(Source records)
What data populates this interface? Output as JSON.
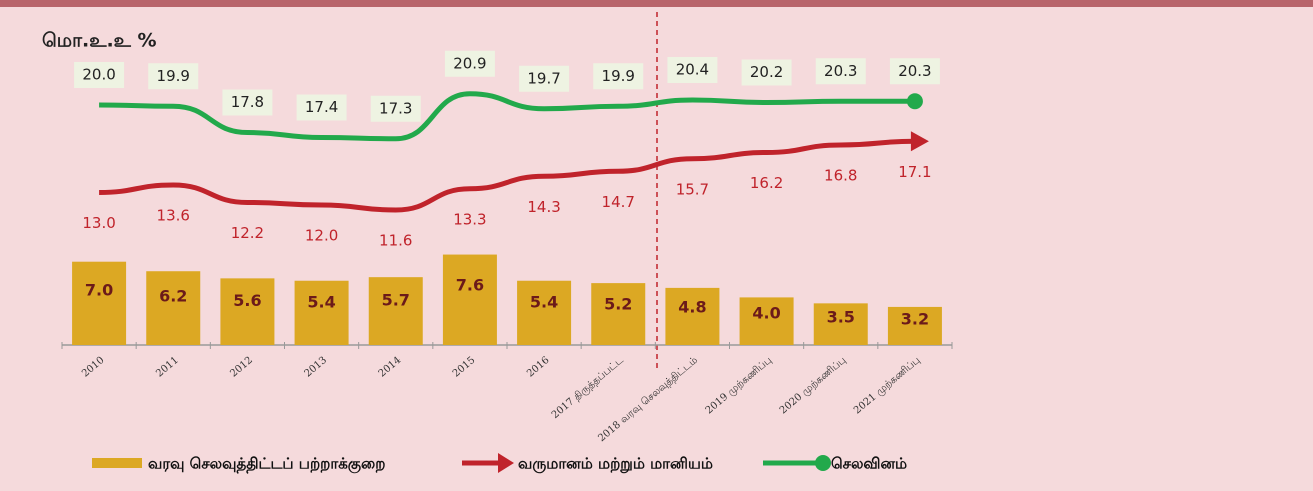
{
  "chart_data": {
    "type": "bar-line",
    "y_label": "மொ.உ.உ %",
    "categories": [
      "2010",
      "2011",
      "2012",
      "2013",
      "2014",
      "2015",
      "2016",
      "2017 திருத்தப்பட்ட",
      "2018 வரவு செலவுத்திட்டம்",
      "2019 முற்கணிப்பு",
      "2020 முற்கணிப்பு",
      "2021 முற்கணிப்பு"
    ],
    "series": [
      {
        "name": "வரவு செலவுத்திட்டப் பற்றாக்குறை",
        "kind": "bar",
        "color": "#dca823",
        "values": [
          7.0,
          6.2,
          5.6,
          5.4,
          5.7,
          7.6,
          5.4,
          5.2,
          4.8,
          4.0,
          3.5,
          3.2
        ],
        "value_labels": [
          "7.0",
          "6.2",
          "5.6",
          "5.4",
          "5.7",
          "7.6",
          "5.4",
          "5.2",
          "4.8",
          "4.0",
          "3.5",
          "3.2"
        ]
      },
      {
        "name": "வருமானம் மற்றும் மானியம்",
        "kind": "line",
        "color": "#c0232b",
        "values": [
          13.0,
          13.6,
          12.2,
          12.0,
          11.6,
          13.3,
          14.3,
          14.7,
          15.7,
          16.2,
          16.8,
          17.1
        ],
        "value_labels": [
          "13.0",
          "13.6",
          "12.2",
          "12.0",
          "11.6",
          "13.3",
          "14.3",
          "14.7",
          "15.7",
          "16.2",
          "16.8",
          "17.1"
        ]
      },
      {
        "name": "செலவினம்",
        "kind": "line",
        "color": "#22a94b",
        "values": [
          20.0,
          19.9,
          17.8,
          17.4,
          17.3,
          20.9,
          19.7,
          19.9,
          20.4,
          20.2,
          20.3,
          20.3
        ],
        "value_labels": [
          "20.0",
          "19.9",
          "17.8",
          "17.4",
          "17.3",
          "20.9",
          "19.7",
          "19.9",
          "20.4",
          "20.2",
          "20.3",
          "20.3"
        ]
      }
    ]
  }
}
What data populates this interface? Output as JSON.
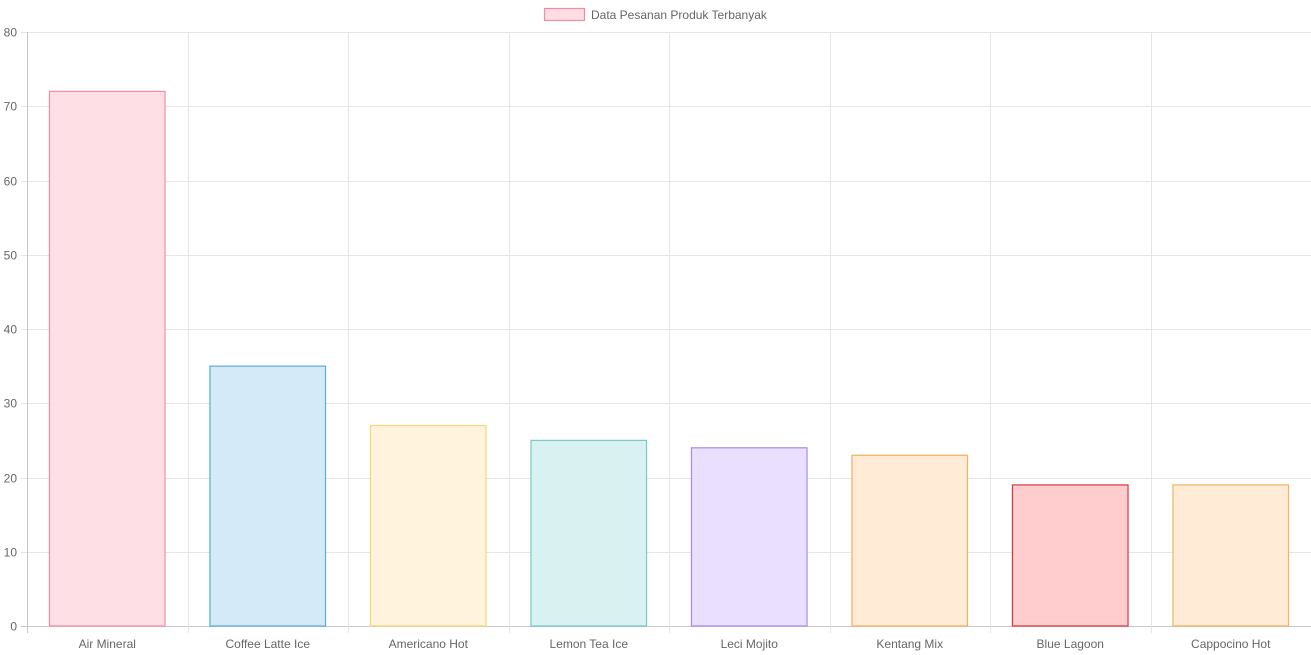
{
  "chart_data": {
    "type": "bar",
    "categories": [
      "Air Mineral",
      "Coffee Latte Ice",
      "Americano Hot",
      "Lemon Tea Ice",
      "Leci Mojito",
      "Kentang Mix",
      "Blue Lagoon",
      "Cappocino Hot"
    ],
    "series": [
      {
        "name": "Data Pesanan Produk Terbanyak",
        "values": [
          72,
          35,
          27,
          25,
          24,
          23,
          19,
          19
        ]
      }
    ],
    "ylim": [
      0,
      80
    ],
    "yticks": [
      0,
      10,
      20,
      30,
      40,
      50,
      60,
      70,
      80
    ],
    "grid": true,
    "legend_position": "top-center",
    "legend_fill": "#ffdde3",
    "legend_border": "#f08ca4",
    "bar_fills": [
      "#ffdfe6",
      "#d5eaf9",
      "#fff3dd",
      "#d9f1f1",
      "#ebdfff",
      "#ffebd6",
      "#ffcdcd",
      "#ffebd6"
    ],
    "bar_borders": [
      "#f08ca4",
      "#5aacde",
      "#f9d675",
      "#74c9c9",
      "#a98ae8",
      "#f4ae5e",
      "#d6363d",
      "#f1b45e"
    ]
  }
}
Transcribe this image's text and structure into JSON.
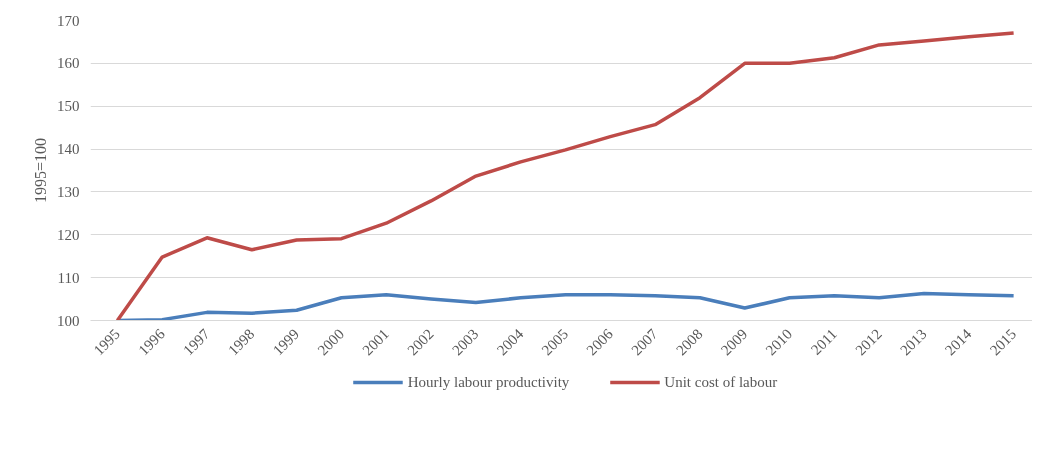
{
  "chart_data": {
    "type": "line",
    "ylabel": "1995=100",
    "categories": [
      "1995",
      "1996",
      "1997",
      "1998",
      "1999",
      "2000",
      "2001",
      "2002",
      "2003",
      "2004",
      "2005",
      "2006",
      "2007",
      "2008",
      "2009",
      "2010",
      "2011",
      "2012",
      "2013",
      "2014",
      "2015"
    ],
    "series": [
      {
        "name": "Hourly labour productivity",
        "color": "#4a7ebb",
        "values": [
          100,
          100.2,
          101.9,
          101.7,
          102.4,
          105.3,
          106.0,
          105.0,
          104.2,
          105.3,
          106.0,
          106.0,
          105.8,
          105.3,
          102.9,
          105.3,
          105.8,
          105.3,
          106.3,
          106.0,
          105.8
        ]
      },
      {
        "name": "Unit cost of labour",
        "color": "#be4b48",
        "values": [
          100,
          114.8,
          119.3,
          116.5,
          118.8,
          119.1,
          122.7,
          127.9,
          133.7,
          137.0,
          139.8,
          142.9,
          145.7,
          152.0,
          160.0,
          160.0,
          161.3,
          164.3,
          165.2,
          166.2,
          167.1
        ]
      }
    ],
    "ylim": [
      100,
      170
    ],
    "yticks": [
      100,
      110,
      120,
      130,
      140,
      150,
      160,
      170
    ],
    "grid": "y",
    "legend": "bottom",
    "marker": "none",
    "line_style": "solid"
  }
}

Direction:
Pictures are not part of the copy; output everything else in the records exactly.

Task output:
What data populates this interface? Output as JSON.
{
  "chart_data": {
    "type": "bar-line",
    "y_label": "மொ.உ.உ %",
    "categories": [
      "2010",
      "2011",
      "2012",
      "2013",
      "2014",
      "2015",
      "2016",
      "2017 திருத்தப்பட்ட",
      "2018 வரவு செலவுத்திட்டம்",
      "2019 முற்கணிப்பு",
      "2020 முற்கணிப்பு",
      "2021 முற்கணிப்பு"
    ],
    "series": [
      {
        "name": "வரவு செலவுத்திட்டப் பற்றாக்குறை",
        "kind": "bar",
        "color": "#dca823",
        "values": [
          7.0,
          6.2,
          5.6,
          5.4,
          5.7,
          7.6,
          5.4,
          5.2,
          4.8,
          4.0,
          3.5,
          3.2
        ],
        "value_labels": [
          "7.0",
          "6.2",
          "5.6",
          "5.4",
          "5.7",
          "7.6",
          "5.4",
          "5.2",
          "4.8",
          "4.0",
          "3.5",
          "3.2"
        ]
      },
      {
        "name": "வருமானம் மற்றும் மானியம்",
        "kind": "line",
        "color": "#c0232b",
        "values": [
          13.0,
          13.6,
          12.2,
          12.0,
          11.6,
          13.3,
          14.3,
          14.7,
          15.7,
          16.2,
          16.8,
          17.1
        ],
        "value_labels": [
          "13.0",
          "13.6",
          "12.2",
          "12.0",
          "11.6",
          "13.3",
          "14.3",
          "14.7",
          "15.7",
          "16.2",
          "16.8",
          "17.1"
        ]
      },
      {
        "name": "செலவினம்",
        "kind": "line",
        "color": "#22a94b",
        "values": [
          20.0,
          19.9,
          17.8,
          17.4,
          17.3,
          20.9,
          19.7,
          19.9,
          20.4,
          20.2,
          20.3,
          20.3
        ],
        "value_labels": [
          "20.0",
          "19.9",
          "17.8",
          "17.4",
          "17.3",
          "20.9",
          "19.7",
          "19.9",
          "20.4",
          "20.2",
          "20.3",
          "20.3"
        ]
      }
    ]
  }
}
What data populates this interface? Output as JSON.
{
  "chart_data": {
    "type": "bar",
    "categories": [
      "Air Mineral",
      "Coffee Latte Ice",
      "Americano Hot",
      "Lemon Tea Ice",
      "Leci Mojito",
      "Kentang Mix",
      "Blue Lagoon",
      "Cappocino Hot"
    ],
    "series": [
      {
        "name": "Data Pesanan Produk Terbanyak",
        "values": [
          72,
          35,
          27,
          25,
          24,
          23,
          19,
          19
        ]
      }
    ],
    "ylim": [
      0,
      80
    ],
    "yticks": [
      0,
      10,
      20,
      30,
      40,
      50,
      60,
      70,
      80
    ],
    "grid": true,
    "legend_position": "top-center",
    "legend_fill": "#ffdde3",
    "legend_border": "#f08ca4",
    "bar_fills": [
      "#ffdfe6",
      "#d5eaf9",
      "#fff3dd",
      "#d9f1f1",
      "#ebdfff",
      "#ffebd6",
      "#ffcdcd",
      "#ffebd6"
    ],
    "bar_borders": [
      "#f08ca4",
      "#5aacde",
      "#f9d675",
      "#74c9c9",
      "#a98ae8",
      "#f4ae5e",
      "#d6363d",
      "#f1b45e"
    ]
  }
}
Transcribe this image's text and structure into JSON.
{
  "chart_data": {
    "type": "line",
    "ylabel": "1995=100",
    "categories": [
      "1995",
      "1996",
      "1997",
      "1998",
      "1999",
      "2000",
      "2001",
      "2002",
      "2003",
      "2004",
      "2005",
      "2006",
      "2007",
      "2008",
      "2009",
      "2010",
      "2011",
      "2012",
      "2013",
      "2014",
      "2015"
    ],
    "series": [
      {
        "name": "Hourly labour productivity",
        "color": "#4a7ebb",
        "values": [
          100,
          100.2,
          101.9,
          101.7,
          102.4,
          105.3,
          106.0,
          105.0,
          104.2,
          105.3,
          106.0,
          106.0,
          105.8,
          105.3,
          102.9,
          105.3,
          105.8,
          105.3,
          106.3,
          106.0,
          105.8
        ]
      },
      {
        "name": "Unit cost of labour",
        "color": "#be4b48",
        "values": [
          100,
          114.8,
          119.3,
          116.5,
          118.8,
          119.1,
          122.7,
          127.9,
          133.7,
          137.0,
          139.8,
          142.9,
          145.7,
          152.0,
          160.0,
          160.0,
          161.3,
          164.3,
          165.2,
          166.2,
          167.1
        ]
      }
    ],
    "ylim": [
      100,
      170
    ],
    "yticks": [
      100,
      110,
      120,
      130,
      140,
      150,
      160,
      170
    ],
    "grid": "y",
    "legend": "bottom",
    "marker": "none",
    "line_style": "solid"
  }
}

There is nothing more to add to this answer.